Extracted records:
************

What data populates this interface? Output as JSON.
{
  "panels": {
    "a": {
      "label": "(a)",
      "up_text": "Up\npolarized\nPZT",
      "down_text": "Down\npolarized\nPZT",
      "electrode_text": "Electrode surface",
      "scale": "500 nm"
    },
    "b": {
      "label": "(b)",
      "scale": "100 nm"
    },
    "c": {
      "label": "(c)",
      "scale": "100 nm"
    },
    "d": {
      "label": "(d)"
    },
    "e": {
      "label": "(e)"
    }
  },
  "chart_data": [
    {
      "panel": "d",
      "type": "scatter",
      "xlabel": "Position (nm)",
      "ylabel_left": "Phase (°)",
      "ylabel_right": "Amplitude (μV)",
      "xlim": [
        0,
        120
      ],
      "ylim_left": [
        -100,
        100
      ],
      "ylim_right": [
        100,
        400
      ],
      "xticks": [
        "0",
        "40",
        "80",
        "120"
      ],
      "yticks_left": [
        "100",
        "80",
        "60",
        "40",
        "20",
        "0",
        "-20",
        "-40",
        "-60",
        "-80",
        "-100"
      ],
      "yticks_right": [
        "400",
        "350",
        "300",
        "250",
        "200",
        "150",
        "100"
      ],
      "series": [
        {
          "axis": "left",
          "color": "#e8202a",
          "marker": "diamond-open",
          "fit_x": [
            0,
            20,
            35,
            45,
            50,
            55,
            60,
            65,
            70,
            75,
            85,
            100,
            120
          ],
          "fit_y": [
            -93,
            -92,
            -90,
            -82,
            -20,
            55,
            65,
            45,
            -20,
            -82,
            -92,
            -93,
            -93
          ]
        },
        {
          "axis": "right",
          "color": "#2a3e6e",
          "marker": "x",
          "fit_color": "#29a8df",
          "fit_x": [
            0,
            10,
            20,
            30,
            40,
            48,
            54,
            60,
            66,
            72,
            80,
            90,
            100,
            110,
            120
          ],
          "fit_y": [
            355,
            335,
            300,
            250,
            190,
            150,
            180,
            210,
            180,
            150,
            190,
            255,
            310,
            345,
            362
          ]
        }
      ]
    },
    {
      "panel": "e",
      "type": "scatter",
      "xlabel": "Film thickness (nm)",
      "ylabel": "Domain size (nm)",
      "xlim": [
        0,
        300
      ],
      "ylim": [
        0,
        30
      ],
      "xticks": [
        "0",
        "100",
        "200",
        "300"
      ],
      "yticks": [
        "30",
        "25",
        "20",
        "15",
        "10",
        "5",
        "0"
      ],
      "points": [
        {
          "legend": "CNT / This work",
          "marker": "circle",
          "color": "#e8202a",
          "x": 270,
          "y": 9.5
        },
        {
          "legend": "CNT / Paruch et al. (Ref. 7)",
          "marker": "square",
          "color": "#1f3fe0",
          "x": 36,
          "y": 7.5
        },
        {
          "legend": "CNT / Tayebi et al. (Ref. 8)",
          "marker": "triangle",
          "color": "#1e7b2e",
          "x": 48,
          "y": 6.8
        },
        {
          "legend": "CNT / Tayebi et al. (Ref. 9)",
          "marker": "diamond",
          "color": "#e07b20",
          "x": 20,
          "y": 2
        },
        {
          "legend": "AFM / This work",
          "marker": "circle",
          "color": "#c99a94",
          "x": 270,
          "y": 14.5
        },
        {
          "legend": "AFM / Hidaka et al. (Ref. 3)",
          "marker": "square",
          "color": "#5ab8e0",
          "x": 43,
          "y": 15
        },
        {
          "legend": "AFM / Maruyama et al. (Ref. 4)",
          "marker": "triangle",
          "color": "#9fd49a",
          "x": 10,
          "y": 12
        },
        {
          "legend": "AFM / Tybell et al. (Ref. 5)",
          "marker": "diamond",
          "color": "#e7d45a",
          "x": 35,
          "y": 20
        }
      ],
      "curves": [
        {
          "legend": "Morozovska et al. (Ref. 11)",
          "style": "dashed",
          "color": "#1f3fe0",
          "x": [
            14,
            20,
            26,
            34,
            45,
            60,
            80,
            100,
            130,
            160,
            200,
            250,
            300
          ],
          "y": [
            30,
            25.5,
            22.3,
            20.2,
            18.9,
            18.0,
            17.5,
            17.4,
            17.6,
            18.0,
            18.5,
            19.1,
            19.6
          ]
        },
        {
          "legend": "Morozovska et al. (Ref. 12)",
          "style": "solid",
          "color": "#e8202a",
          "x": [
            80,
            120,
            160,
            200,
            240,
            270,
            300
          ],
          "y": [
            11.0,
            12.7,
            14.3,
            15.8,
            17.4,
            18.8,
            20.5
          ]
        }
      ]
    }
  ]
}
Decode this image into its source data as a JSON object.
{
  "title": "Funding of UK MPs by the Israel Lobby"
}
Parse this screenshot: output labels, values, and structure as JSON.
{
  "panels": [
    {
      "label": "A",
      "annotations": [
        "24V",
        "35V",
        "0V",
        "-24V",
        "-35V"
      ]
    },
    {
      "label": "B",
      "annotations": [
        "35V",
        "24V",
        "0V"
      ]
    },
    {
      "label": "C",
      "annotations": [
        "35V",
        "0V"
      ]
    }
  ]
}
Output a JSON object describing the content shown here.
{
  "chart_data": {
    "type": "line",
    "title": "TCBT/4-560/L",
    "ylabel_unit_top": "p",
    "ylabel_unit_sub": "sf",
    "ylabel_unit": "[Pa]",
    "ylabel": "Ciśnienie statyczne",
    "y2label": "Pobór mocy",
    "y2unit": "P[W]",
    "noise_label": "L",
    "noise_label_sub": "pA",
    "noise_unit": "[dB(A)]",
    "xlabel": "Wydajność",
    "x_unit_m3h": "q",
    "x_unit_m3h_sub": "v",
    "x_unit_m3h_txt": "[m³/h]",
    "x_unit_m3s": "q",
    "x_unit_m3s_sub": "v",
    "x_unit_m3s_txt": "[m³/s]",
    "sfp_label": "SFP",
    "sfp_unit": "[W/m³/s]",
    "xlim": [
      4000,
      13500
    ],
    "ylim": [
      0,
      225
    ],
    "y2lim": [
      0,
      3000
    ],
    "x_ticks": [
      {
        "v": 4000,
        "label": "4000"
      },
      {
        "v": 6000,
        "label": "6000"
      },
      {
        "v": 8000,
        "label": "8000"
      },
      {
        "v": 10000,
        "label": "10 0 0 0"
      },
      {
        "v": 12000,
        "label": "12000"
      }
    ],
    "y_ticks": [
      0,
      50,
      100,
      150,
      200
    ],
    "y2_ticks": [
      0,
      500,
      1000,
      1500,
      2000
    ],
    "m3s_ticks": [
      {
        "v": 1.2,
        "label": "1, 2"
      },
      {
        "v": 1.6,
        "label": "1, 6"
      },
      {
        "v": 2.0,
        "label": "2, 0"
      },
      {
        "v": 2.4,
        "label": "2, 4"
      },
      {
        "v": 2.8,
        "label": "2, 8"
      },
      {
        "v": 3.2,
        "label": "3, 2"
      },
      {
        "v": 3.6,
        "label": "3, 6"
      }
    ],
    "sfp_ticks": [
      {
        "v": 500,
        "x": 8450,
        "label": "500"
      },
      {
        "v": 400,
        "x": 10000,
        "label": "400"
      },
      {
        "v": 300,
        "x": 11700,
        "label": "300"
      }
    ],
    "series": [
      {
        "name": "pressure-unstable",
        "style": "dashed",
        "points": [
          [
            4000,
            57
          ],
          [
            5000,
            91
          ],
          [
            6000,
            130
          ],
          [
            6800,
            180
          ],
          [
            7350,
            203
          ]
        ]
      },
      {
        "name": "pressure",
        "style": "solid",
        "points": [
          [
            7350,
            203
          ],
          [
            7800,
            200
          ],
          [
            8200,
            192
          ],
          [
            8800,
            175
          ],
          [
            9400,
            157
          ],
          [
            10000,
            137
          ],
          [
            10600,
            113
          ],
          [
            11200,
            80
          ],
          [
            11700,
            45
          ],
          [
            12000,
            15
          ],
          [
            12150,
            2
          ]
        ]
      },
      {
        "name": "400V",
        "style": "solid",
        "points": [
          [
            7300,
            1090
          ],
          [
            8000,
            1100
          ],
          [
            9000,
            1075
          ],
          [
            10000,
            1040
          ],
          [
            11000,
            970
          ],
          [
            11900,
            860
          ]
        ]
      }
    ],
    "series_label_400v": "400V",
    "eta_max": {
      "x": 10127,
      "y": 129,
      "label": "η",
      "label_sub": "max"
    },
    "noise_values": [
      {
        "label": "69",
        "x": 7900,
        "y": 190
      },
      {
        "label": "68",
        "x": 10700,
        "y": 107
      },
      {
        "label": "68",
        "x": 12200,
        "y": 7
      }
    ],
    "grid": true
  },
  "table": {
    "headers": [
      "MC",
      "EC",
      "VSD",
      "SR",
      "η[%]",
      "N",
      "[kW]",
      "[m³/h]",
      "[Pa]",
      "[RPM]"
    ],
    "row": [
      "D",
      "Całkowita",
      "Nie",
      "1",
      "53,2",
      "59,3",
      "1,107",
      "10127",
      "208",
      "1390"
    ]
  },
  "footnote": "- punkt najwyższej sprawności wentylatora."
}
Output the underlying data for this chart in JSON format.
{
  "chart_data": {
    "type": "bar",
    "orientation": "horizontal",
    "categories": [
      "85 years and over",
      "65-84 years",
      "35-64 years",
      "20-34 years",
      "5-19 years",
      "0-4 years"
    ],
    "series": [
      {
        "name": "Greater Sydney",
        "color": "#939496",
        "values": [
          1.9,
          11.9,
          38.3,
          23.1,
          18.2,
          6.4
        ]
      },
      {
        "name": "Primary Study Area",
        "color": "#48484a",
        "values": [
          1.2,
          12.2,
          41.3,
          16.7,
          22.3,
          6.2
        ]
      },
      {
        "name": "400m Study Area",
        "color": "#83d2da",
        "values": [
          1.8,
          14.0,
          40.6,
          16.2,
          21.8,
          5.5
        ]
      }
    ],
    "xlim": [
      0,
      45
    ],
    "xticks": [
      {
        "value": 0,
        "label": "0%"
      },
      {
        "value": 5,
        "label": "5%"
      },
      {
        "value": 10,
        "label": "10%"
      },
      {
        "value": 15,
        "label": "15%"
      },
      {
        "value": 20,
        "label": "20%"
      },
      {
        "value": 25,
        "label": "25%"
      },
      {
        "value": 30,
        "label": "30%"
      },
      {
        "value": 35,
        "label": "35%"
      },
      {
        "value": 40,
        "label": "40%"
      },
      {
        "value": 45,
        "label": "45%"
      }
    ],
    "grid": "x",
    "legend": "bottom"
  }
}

************

Written instruction: Count each line with "Morozovska" in it and report that figure by itself.

Answer to the exercise: 2